# start of Supplied material

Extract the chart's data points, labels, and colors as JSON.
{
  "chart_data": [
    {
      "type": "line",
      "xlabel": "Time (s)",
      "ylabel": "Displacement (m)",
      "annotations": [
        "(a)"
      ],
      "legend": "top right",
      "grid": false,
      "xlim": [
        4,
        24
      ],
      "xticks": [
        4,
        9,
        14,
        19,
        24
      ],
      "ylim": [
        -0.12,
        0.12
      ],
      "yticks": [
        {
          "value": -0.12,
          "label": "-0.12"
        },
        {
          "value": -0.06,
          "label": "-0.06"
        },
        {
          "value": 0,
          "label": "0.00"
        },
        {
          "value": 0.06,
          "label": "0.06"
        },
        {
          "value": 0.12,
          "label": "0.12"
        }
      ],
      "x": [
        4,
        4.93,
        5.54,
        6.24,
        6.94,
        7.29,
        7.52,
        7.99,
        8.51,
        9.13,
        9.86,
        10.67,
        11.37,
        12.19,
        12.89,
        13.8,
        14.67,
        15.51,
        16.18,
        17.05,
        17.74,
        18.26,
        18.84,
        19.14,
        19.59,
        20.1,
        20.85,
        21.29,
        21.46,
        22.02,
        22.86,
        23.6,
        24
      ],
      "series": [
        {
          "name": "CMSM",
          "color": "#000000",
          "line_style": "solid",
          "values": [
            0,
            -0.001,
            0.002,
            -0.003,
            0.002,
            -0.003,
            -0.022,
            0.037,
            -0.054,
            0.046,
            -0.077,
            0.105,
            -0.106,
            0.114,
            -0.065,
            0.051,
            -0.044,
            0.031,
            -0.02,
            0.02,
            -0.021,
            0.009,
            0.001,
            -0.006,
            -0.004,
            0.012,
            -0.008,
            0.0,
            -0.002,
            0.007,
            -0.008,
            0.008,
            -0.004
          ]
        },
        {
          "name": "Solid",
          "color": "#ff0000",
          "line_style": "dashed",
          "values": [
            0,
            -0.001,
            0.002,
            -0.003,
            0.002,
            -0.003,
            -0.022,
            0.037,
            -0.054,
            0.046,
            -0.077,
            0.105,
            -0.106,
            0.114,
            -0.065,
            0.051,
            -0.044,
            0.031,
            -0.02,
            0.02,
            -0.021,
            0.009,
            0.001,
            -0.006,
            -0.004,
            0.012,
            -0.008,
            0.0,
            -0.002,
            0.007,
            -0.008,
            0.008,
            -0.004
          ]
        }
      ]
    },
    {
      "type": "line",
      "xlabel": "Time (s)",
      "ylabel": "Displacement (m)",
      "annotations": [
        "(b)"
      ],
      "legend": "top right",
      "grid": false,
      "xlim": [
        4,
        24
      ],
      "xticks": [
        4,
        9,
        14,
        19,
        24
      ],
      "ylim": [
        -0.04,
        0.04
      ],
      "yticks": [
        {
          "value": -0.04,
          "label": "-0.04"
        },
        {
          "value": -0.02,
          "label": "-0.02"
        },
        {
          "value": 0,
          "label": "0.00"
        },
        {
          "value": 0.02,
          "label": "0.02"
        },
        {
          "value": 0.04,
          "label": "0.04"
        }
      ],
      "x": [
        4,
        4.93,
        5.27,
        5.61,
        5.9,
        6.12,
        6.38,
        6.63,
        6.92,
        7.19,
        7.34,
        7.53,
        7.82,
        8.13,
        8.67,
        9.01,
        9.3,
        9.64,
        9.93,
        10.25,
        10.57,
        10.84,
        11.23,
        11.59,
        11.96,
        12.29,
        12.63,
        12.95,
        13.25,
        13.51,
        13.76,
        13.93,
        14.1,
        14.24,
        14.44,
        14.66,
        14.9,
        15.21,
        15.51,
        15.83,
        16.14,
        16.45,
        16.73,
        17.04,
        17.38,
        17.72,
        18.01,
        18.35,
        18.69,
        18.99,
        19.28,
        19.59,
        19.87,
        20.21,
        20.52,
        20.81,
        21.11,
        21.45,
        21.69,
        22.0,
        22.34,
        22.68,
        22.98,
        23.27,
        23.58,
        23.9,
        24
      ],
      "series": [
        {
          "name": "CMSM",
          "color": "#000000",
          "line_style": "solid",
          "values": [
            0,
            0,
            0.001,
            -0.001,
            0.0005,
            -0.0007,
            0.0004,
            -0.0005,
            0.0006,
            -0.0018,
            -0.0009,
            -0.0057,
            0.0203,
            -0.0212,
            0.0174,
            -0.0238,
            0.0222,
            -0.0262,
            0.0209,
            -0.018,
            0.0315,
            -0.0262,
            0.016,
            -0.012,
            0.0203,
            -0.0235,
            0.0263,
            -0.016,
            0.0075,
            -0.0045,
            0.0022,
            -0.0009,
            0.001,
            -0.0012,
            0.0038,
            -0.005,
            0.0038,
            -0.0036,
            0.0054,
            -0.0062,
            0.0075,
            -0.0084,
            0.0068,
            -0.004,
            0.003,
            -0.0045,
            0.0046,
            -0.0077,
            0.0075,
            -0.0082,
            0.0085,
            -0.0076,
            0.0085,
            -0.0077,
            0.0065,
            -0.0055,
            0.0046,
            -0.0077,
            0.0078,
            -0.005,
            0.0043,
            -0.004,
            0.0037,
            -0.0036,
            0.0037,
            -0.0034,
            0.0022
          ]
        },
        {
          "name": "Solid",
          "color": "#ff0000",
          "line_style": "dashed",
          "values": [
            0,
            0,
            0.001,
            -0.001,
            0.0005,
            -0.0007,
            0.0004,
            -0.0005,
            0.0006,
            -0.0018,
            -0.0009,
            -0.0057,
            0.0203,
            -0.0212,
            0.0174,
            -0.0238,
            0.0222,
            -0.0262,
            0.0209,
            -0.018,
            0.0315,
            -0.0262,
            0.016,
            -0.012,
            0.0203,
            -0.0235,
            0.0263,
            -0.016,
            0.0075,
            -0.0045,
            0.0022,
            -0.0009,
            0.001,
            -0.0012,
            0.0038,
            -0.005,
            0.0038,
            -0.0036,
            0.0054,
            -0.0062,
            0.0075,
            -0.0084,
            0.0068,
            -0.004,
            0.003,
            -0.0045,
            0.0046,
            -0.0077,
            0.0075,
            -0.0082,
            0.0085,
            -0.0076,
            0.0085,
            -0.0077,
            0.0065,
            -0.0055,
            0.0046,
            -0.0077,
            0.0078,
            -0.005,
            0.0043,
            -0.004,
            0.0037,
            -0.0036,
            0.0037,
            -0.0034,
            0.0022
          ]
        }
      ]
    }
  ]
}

# end of Supplied material

**Short exercise**
Your task is to quote the listing above word for word.

**Exercise answer**
Extract the chart's data points, labels, and colors as JSON.
{
  "chart_data": [
    {
      "type": "line",
      "xlabel": "Time (s)",
      "ylabel": "Displacement (m)",
      "annotations": [
        "(a)"
      ],
      "legend": "top right",
      "grid": false,
      "xlim": [
        4,
        24
      ],
      "xticks": [
        4,
        9,
        14,
        19,
        24
      ],
      "ylim": [
        -0.12,
        0.12
      ],
      "yticks": [
        {
          "value": -0.12,
          "label": "-0.12"
        },
        {
          "value": -0.06,
          "label": "-0.06"
        },
        {
          "value": 0,
          "label": "0.00"
        },
        {
          "value": 0.06,
          "label": "0.06"
        },
        {
          "value": 0.12,
          "label": "0.12"
        }
      ],
      "x": [
        4,
        4.93,
        5.54,
        6.24,
        6.94,
        7.29,
        7.52,
        7.99,
        8.51,
        9.13,
        9.86,
        10.67,
        11.37,
        12.19,
        12.89,
        13.8,
        14.67,
        15.51,
        16.18,
        17.05,
        17.74,
        18.26,
        18.84,
        19.14,
        19.59,
        20.1,
        20.85,
        21.29,
        21.46,
        22.02,
        22.86,
        23.6,
        24
      ],
      "series": [
        {
          "name": "CMSM",
          "color": "#000000",
          "line_style": "solid",
          "values": [
            0,
            -0.001,
            0.002,
            -0.003,
            0.002,
            -0.003,
            -0.022,
            0.037,
            -0.054,
            0.046,
            -0.077,
            0.105,
            -0.106,
            0.114,
            -0.065,
            0.051,
            -0.044,
            0.031,
            -0.02,
            0.02,
            -0.021,
            0.009,
            0.001,
            -0.006,
            -0.004,
            0.012,
            -0.008,
            0.0,
            -0.002,
            0.007,
            -0.008,
            0.008,
            -0.004
          ]
        },
        {
          "name": "Solid",
          "color": "#ff0000",
          "line_style": "dashed",
          "values": [
            0,
            -0.001,
            0.002,
            -0.003,
            0.002,
            -0.003,
            -0.022,
            0.037,
            -0.054,
            0.046,
            -0.077,
            0.105,
            -0.106,
            0.114,
            -0.065,
            0.051,
            -0.044,
            0.031,
            -0.02,
            0.02,
            -0.021,
            0.009,
            0.001,
            -0.006,
            -0.004,
            0.012,
            -0.008,
            0.0,
            -0.002,
            0.007,
            -0.008,
            0.008,
            -0.004
          ]
        }
      ]
    },
    {
      "type": "line",
      "xlabel": "Time (s)",
      "ylabel": "Displacement (m)",
      "annotations": [
        "(b)"
      ],
      "legend": "top right",
      "grid": false,
      "xlim": [
        4,
        24
      ],
      "xticks": [
        4,
        9,
        14,
        19,
        24
      ],
      "ylim": [
        -0.04,
        0.04
      ],
      "yticks": [
        {
          "value": -0.04,
          "label": "-0.04"
        },
        {
          "value": -0.02,
          "label": "-0.02"
        },
        {
          "value": 0,
          "label": "0.00"
        },
        {
          "value": 0.02,
          "label": "0.02"
        },
        {
          "value": 0.04,
          "label": "0.04"
        }
      ],
      "x": [
        4,
        4.93,
        5.27,
        5.61,
        5.9,
        6.12,
        6.38,
        6.63,
        6.92,
        7.19,
        7.34,
        7.53,
        7.82,
        8.13,
        8.67,
        9.01,
        9.3,
        9.64,
        9.93,
        10.25,
        10.57,
        10.84,
        11.23,
        11.59,
        11.96,
        12.29,
        12.63,
        12.95,
        13.25,
        13.51,
        13.76,
        13.93,
        14.1,
        14.24,
        14.44,
        14.66,
        14.9,
        15.21,
        15.51,
        15.83,
        16.14,
        16.45,
        16.73,
        17.04,
        17.38,
        17.72,
        18.01,
        18.35,
        18.69,
        18.99,
        19.28,
        19.59,
        19.87,
        20.21,
        20.52,
        20.81,
        21.11,
        21.45,
        21.69,
        22.0,
        22.34,
        22.68,
        22.98,
        23.27,
        23.58,
        23.9,
        24
      ],
      "series": [
        {
          "name": "CMSM",
          "color": "#000000",
          "line_style": "solid",
          "values": [
            0,
            0,
            0.001,
            -0.001,
            0.0005,
            -0.0007,
            0.0004,
            -0.0005,
            0.0006,
            -0.0018,
            -0.0009,
            -0.0057,
            0.0203,
            -0.0212,
            0.0174,
            -0.0238,
            0.0222,
            -0.0262,
            0.0209,
            -0.018,
            0.0315,
            -0.0262,
            0.016,
            -0.012,
            0.0203,
            -0.0235,
            0.0263,
            -0.016,
            0.0075,
            -0.0045,
            0.0022,
            -0.0009,
            0.001,
            -0.0012,
            0.0038,
            -0.005,
            0.0038,
            -0.0036,
            0.0054,
            -0.0062,
            0.0075,
            -0.0084,
            0.0068,
            -0.004,
            0.003,
            -0.0045,
            0.0046,
            -0.0077,
            0.0075,
            -0.0082,
            0.0085,
            -0.0076,
            0.0085,
            -0.0077,
            0.0065,
            -0.0055,
            0.0046,
            -0.0077,
            0.0078,
            -0.005,
            0.0043,
            -0.004,
            0.0037,
            -0.0036,
            0.0037,
            -0.0034,
            0.0022
          ]
        },
        {
          "name": "Solid",
          "color": "#ff0000",
          "line_style": "dashed",
          "values": [
            0,
            0,
            0.001,
            -0.001,
            0.0005,
            -0.0007,
            0.0004,
            -0.0005,
            0.0006,
            -0.0018,
            -0.0009,
            -0.0057,
            0.0203,
            -0.0212,
            0.0174,
            -0.0238,
            0.0222,
            -0.0262,
            0.0209,
            -0.018,
            0.0315,
            -0.0262,
            0.016,
            -0.012,
            0.0203,
            -0.0235,
            0.0263,
            -0.016,
            0.0075,
            -0.0045,
            0.0022,
            -0.0009,
            0.001,
            -0.0012,
            0.0038,
            -0.005,
            0.0038,
            -0.0036,
            0.0054,
            -0.0062,
            0.0075,
            -0.0084,
            0.0068,
            -0.004,
            0.003,
            -0.0045,
            0.0046,
            -0.0077,
            0.0075,
            -0.0082,
            0.0085,
            -0.0076,
            0.0085,
            -0.0077,
            0.0065,
            -0.0055,
            0.0046,
            -0.0077,
            0.0078,
            -0.005,
            0.0043,
            -0.004,
            0.0037,
            -0.0036,
            0.0037,
            -0.0034,
            0.0022
          ]
        }
      ]
    }
  ]
}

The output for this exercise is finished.